▶ EXERCISE AIM
Go through the entries below and pick out every line with "View".

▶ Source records
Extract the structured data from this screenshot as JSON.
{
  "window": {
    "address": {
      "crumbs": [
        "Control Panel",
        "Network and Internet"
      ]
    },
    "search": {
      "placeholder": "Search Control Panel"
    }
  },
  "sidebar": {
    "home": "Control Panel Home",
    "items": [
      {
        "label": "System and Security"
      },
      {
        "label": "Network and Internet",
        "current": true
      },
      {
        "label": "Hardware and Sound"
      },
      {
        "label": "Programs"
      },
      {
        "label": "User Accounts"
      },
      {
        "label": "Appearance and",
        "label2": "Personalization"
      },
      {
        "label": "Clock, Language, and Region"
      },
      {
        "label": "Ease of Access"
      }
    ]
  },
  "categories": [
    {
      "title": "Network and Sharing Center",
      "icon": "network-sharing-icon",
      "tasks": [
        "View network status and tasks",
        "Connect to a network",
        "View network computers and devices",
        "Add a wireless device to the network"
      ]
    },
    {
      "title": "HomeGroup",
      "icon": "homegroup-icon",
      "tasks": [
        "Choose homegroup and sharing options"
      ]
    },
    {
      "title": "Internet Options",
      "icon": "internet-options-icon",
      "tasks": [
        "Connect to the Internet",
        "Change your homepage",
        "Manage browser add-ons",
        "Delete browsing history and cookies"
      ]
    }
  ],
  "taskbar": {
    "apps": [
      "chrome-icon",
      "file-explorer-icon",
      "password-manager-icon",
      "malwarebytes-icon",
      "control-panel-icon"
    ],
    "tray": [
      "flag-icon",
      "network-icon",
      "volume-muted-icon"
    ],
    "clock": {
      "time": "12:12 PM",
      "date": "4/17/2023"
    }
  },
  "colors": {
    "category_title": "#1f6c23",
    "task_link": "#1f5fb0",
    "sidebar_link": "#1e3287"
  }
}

▶ ANSWER TO THE TASK
        "View network status and tasks",
        "View network computers and devices",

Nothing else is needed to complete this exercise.